* [AUFGABE]
Geben Sie die Zeilen der Auflistung unverändert aus, beginnend am Anfang der Auflistung und endend mit der Zeile, die „chart-frame — [7, 7, 813, 492]“ enthält.

(Einträge aus einem Datensatz)
================
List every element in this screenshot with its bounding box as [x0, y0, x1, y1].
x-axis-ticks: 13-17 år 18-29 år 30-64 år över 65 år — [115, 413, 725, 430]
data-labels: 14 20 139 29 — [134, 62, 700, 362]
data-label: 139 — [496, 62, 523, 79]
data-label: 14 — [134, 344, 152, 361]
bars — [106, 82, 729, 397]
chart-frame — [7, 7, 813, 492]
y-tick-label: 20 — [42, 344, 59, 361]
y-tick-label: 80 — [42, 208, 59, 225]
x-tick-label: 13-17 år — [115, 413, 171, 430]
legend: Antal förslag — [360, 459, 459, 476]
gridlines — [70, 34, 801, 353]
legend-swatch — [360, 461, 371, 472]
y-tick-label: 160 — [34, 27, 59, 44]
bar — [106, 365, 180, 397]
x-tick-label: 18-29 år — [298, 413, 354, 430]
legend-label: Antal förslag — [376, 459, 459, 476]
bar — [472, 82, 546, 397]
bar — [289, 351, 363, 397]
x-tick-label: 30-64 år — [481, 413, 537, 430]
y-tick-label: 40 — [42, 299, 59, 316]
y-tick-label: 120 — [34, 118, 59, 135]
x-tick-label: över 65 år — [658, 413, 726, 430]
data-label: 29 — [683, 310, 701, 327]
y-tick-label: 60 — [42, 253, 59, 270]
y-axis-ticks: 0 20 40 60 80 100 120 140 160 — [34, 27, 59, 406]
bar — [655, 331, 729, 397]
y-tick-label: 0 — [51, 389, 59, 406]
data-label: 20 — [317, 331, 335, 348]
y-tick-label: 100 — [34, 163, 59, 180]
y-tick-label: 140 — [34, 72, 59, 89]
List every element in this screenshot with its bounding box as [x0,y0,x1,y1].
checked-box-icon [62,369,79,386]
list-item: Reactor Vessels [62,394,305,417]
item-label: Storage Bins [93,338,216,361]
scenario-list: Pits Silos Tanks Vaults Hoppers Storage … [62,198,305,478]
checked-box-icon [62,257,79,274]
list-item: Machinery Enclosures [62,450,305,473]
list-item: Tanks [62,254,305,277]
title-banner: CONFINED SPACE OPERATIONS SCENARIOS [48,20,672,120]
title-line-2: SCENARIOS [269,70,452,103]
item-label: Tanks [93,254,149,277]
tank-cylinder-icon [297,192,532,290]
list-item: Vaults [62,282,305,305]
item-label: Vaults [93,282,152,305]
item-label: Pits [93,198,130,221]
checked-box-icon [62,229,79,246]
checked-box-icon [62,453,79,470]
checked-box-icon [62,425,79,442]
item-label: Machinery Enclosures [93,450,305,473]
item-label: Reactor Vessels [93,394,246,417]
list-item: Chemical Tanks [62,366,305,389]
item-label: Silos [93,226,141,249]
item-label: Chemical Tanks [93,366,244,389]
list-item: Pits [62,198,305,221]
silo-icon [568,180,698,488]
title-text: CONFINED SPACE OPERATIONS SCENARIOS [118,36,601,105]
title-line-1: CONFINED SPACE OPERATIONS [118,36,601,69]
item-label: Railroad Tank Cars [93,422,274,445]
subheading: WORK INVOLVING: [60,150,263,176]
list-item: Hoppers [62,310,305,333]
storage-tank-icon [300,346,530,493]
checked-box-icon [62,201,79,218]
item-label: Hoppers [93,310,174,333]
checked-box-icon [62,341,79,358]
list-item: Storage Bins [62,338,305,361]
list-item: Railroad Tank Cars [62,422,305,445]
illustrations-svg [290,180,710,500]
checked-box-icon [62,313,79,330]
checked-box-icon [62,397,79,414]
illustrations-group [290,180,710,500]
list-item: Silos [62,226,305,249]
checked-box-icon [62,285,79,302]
================
* [SCHRIFTLICHE ANTWORT]
List every element in this screenshot with its bounding box as [x0, y0, x1, y1].
x-axis-ticks: 13-17 år 18-29 år 30-64 år över 65 år — [115, 413, 725, 430]
data-labels: 14 20 139 29 — [134, 62, 700, 362]
data-label: 139 — [496, 62, 523, 79]
data-label: 14 — [134, 344, 152, 361]
bars — [106, 82, 729, 397]
chart-frame — [7, 7, 813, 492]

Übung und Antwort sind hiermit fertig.